> The request:
Using the article on the Technology Modernization Fund board, answer each question below.
1. How large was the investment in the fund under the American Rescue Plan?
2. Which agency did Lane Becker work for when he helped stand up the fund?
3. What organization does Becker lead now?

> Text shown:
"""

Management
Where does the TMF Board go from here?
What would you do with a billion dollars?
The Technology Modernization Fund (TMF) used to be one small way the federal government could help a few agencies push along their modernization projects with some extra support. But the fund has now taken on an new significance following a $1 billion investment in the American Rescue Plan, along with relaxed repayment guidelines and an aggressive cybersecurity agenda put forth by the White House.
With the new money and an unprecedented surge in proposals, questions arise about whether the board overseeing the TMF has been adequately organized and scaled to efficiently identify and implement projects capable of revolutionizing government technology.
Lane Becker, a former General Services Administration (GSA) official who helped stand up the TMF during its initial launch, said "the missing opportunity here is to think about how we spend money on technology in a new way."
The TMF board "could use the money to thoughtfully architect a structure that transforms the way we spend money on technology," Becker, who now leads the education non-profit Wikimedia, told FCW in a recent interview. "Or, we can take the billion dollars and do what we always do: Try to get rid of as much of it as possible, as fast as we possibly can, and shove projects through the door."
"My frustration is that the latter one is what appears to be happening," he added.

"""

> Data segment:
"""

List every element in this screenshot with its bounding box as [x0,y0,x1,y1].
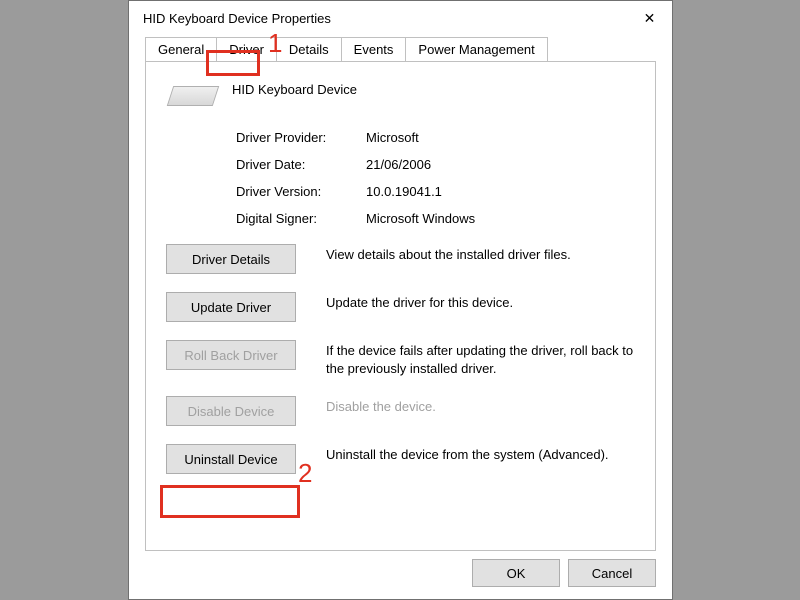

"""

> Result:
1. $1 billion
2. The General Services Administration (GSA)
3. Wikimedia, an education non-profit